TASK DIRECTIONS: Copy every line of the records below word for word, with no changes.

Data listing

——————

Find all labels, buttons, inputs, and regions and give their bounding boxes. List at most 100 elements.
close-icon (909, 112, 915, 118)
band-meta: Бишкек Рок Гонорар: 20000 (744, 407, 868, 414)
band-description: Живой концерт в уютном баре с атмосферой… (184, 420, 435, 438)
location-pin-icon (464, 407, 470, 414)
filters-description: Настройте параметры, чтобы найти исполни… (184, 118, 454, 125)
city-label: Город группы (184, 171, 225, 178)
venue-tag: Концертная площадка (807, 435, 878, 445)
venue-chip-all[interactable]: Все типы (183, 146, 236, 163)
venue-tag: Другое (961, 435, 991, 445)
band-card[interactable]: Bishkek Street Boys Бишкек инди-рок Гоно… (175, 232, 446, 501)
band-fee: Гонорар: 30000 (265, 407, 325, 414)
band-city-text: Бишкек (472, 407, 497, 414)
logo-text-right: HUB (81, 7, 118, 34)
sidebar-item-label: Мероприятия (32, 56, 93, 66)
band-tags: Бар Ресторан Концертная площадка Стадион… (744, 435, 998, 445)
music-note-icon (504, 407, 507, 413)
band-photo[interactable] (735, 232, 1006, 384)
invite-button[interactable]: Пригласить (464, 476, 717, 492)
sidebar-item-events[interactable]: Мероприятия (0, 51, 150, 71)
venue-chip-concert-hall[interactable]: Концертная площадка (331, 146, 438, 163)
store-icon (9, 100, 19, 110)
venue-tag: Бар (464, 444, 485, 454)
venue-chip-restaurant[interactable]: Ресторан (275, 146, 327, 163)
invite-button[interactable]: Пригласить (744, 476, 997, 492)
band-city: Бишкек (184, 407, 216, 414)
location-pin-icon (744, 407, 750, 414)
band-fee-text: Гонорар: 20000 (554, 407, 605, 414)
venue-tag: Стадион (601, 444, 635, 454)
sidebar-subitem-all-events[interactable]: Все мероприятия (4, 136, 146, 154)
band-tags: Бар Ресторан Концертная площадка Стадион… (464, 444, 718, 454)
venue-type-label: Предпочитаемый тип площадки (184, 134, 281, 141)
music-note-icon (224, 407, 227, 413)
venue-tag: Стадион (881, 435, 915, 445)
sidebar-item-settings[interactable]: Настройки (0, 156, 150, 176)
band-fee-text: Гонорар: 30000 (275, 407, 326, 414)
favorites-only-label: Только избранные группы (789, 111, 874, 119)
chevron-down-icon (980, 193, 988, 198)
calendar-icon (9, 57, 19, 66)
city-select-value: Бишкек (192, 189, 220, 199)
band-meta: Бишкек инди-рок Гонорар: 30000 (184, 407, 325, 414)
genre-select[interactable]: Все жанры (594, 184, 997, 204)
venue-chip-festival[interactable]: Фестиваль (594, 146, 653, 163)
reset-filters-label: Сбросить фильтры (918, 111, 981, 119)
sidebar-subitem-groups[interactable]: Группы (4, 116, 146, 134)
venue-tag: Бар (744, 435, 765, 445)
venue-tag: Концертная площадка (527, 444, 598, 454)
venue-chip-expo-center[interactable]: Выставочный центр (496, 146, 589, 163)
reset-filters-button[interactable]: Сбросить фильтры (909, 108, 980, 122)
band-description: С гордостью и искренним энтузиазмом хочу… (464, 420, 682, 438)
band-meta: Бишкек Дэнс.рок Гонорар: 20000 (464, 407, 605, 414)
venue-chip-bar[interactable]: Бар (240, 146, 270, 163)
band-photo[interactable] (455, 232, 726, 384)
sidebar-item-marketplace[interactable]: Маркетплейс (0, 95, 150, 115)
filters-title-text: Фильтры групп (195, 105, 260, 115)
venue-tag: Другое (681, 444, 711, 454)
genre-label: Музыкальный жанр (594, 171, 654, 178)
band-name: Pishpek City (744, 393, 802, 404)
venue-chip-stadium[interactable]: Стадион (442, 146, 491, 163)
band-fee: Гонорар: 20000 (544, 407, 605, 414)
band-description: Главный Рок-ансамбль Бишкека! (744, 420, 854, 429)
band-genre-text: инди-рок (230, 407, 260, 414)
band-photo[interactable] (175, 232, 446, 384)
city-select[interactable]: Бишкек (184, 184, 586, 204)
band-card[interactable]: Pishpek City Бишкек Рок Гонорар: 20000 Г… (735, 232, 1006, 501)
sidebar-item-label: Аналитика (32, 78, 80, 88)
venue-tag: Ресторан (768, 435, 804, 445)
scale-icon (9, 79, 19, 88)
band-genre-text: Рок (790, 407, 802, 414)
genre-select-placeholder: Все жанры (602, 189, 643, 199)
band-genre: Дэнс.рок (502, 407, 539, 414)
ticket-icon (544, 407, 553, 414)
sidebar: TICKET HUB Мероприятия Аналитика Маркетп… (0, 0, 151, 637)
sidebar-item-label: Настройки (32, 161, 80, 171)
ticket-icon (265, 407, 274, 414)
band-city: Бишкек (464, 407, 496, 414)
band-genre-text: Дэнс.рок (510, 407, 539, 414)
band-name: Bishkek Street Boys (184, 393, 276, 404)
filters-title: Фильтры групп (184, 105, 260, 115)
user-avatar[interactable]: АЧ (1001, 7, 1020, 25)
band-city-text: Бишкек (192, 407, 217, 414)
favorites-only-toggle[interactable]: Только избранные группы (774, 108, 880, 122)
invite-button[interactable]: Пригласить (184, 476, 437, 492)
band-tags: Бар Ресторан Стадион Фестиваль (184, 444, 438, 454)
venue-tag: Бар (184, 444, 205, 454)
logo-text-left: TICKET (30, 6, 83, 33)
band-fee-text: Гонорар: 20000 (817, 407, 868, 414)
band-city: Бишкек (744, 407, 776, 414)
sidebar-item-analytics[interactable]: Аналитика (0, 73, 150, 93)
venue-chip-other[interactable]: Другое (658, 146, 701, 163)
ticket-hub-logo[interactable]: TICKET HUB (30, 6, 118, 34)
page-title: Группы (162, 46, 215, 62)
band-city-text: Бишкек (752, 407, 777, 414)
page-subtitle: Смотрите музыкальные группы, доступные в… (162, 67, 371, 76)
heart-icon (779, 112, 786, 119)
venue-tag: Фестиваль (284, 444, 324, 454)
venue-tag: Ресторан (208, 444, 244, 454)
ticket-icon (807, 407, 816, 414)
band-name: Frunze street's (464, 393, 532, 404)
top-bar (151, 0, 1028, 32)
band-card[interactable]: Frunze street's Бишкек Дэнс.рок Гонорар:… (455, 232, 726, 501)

——————

ANSWER TO THIS TASK:
Find all labels, buttons, inputs, and regions and give their bounding boxes. List at most 100 elements.
close-icon (909, 112, 915, 118)
band-meta: Бишкек Рок Гонорар: 20000 (744, 407, 868, 414)
band-description: Живой концерт в уютном баре с атмосферой… (184, 420, 435, 438)
location-pin-icon (464, 407, 470, 414)
filters-description: Настройте параметры, чтобы найти исполни… (184, 118, 454, 125)
city-label: Город группы (184, 171, 225, 178)
venue-tag: Концертная площадка (807, 435, 878, 445)
venue-chip-all[interactable]: Все типы (183, 146, 236, 163)
venue-tag: Другое (961, 435, 991, 445)
band-card[interactable]: Bishkek Street Boys Бишкек инди-рок Гоно… (175, 232, 446, 501)
band-fee: Гонорар: 30000 (265, 407, 325, 414)
band-city-text: Бишкек (472, 407, 497, 414)
logo-text-right: HUB (81, 7, 118, 34)
sidebar-item-label: Мероприятия (32, 56, 93, 66)
band-tags: Бар Ресторан Концертная площадка Стадион… (744, 435, 998, 445)
music-note-icon (504, 407, 507, 413)
band-photo[interactable] (735, 232, 1006, 384)
invite-button[interactable]: Пригласить (464, 476, 717, 492)
sidebar-item-events[interactable]: Мероприятия (0, 51, 150, 71)
venue-chip-concert-hall[interactable]: Концертная площадка (331, 146, 438, 163)
store-icon (9, 100, 19, 110)
venue-tag: Бар (464, 444, 485, 454)
venue-chip-restaurant[interactable]: Ресторан (275, 146, 327, 163)
invite-button[interactable]: Пригласить (744, 476, 997, 492)
band-city: Бишкек (184, 407, 216, 414)
location-pin-icon (744, 407, 750, 414)
band-fee-text: Гонорар: 20000 (554, 407, 605, 414)
venue-tag: Стадион (601, 444, 635, 454)
sidebar-subitem-all-events[interactable]: Все мероприятия (4, 136, 146, 154)
band-tags: Бар Ресторан Концертная площадка Стадион… (464, 444, 718, 454)
venue-type-label: Предпочитаемый тип площадки (184, 134, 281, 141)
music-note-icon (224, 407, 227, 413)
venue-tag: Стадион (881, 435, 915, 445)
sidebar-item-settings[interactable]: Настройки (0, 156, 150, 176)
band-fee-text: Гонорар: 30000 (275, 407, 326, 414)
favorites-only-label: Только избранные группы (789, 111, 874, 119)
chevron-down-icon (980, 193, 988, 198)
calendar-icon (9, 57, 19, 66)
city-select-value: Бишкек (192, 189, 220, 199)
band-meta: Бишкек инди-рок Гонорар: 30000 (184, 407, 325, 414)
genre-select[interactable]: Все жанры (594, 184, 997, 204)
venue-chip-festival[interactable]: Фестиваль (594, 146, 653, 163)
reset-filters-label: Сбросить фильтры (918, 111, 981, 119)
sidebar-subitem-groups[interactable]: Группы (4, 116, 146, 134)
venue-tag: Бар (744, 435, 765, 445)
venue-tag: Концертная площадка (527, 444, 598, 454)
venue-chip-expo-center[interactable]: Выставочный центр (496, 146, 589, 163)
reset-filters-button[interactable]: Сбросить фильтры (909, 108, 980, 122)
band-description: С гордостью и искренним энтузиазмом хочу… (464, 420, 682, 438)
band-meta: Бишкек Дэнс.рок Гонорар: 20000 (464, 407, 605, 414)
venue-chip-bar[interactable]: Бар (240, 146, 270, 163)
band-photo[interactable] (455, 232, 726, 384)
sidebar-item-marketplace[interactable]: Маркетплейс (0, 95, 150, 115)
filters-title-text: Фильтры групп (195, 105, 260, 115)
venue-tag: Другое (681, 444, 711, 454)
genre-label: Музыкальный жанр (594, 171, 654, 178)
band-name: Pishpek City (744, 393, 802, 404)
venue-chip-stadium[interactable]: Стадион (442, 146, 491, 163)
band-fee: Гонорар: 20000 (544, 407, 605, 414)
band-description: Главный Рок-ансамбль Бишкека! (744, 420, 854, 429)
band-genre-text: инди-рок (230, 407, 260, 414)
band-photo[interactable] (175, 232, 446, 384)
city-select[interactable]: Бишкек (184, 184, 586, 204)
band-card[interactable]: Pishpek City Бишкек Рок Гонорар: 20000 Г… (735, 232, 1006, 501)
sidebar-item-label: Аналитика (32, 78, 80, 88)
venue-tag: Ресторан (768, 435, 804, 445)
scale-icon (9, 79, 19, 88)
band-genre-text: Рок (790, 407, 802, 414)
genre-select-placeholder: Все жанры (602, 189, 643, 199)
band-genre: Дэнс.рок (502, 407, 539, 414)
ticket-icon (544, 407, 553, 414)
sidebar: TICKET HUB Мероприятия Аналитика Маркетп… (0, 0, 151, 637)
sidebar-item-label: Настройки (32, 161, 80, 171)
ticket-icon (265, 407, 274, 414)
band-city: Бишкек (464, 407, 496, 414)
band-genre-text: Дэнс.рок (510, 407, 539, 414)
band-name: Bishkek Street Boys (184, 393, 276, 404)
filters-title: Фильтры групп (184, 105, 260, 115)
user-avatar[interactable]: АЧ (1001, 7, 1020, 25)
band-city-text: Бишкек (192, 407, 217, 414)
favorites-only-toggle[interactable]: Только избранные группы (774, 108, 880, 122)
invite-button[interactable]: Пригласить (184, 476, 437, 492)
band-tags: Бар Ресторан Стадион Фестиваль (184, 444, 438, 454)
venue-tag: Бар (184, 444, 205, 454)
logo-text-left: TICKET (30, 6, 83, 33)
band-fee-text: Гонорар: 20000 (817, 407, 868, 414)
band-city: Бишкек (744, 407, 776, 414)
sidebar-item-analytics[interactable]: Аналитика (0, 73, 150, 93)
venue-chip-other[interactable]: Другое (658, 146, 701, 163)
ticket-hub-logo[interactable]: TICKET HUB (30, 6, 118, 34)
page-title: Группы (162, 46, 215, 62)
band-city-text: Бишкек (752, 407, 777, 414)
page-subtitle: Смотрите музыкальные группы, доступные в… (162, 67, 371, 76)
heart-icon (779, 112, 786, 119)
venue-tag: Фестиваль (284, 444, 324, 454)
venue-tag: Ресторан (208, 444, 244, 454)
ticket-icon (807, 407, 816, 414)
band-name: Frunze street's (464, 393, 532, 404)
top-bar (151, 0, 1028, 32)
band-card[interactable]: Frunze street's Бишкек Дэнс.рок Гонорар:… (455, 232, 726, 501)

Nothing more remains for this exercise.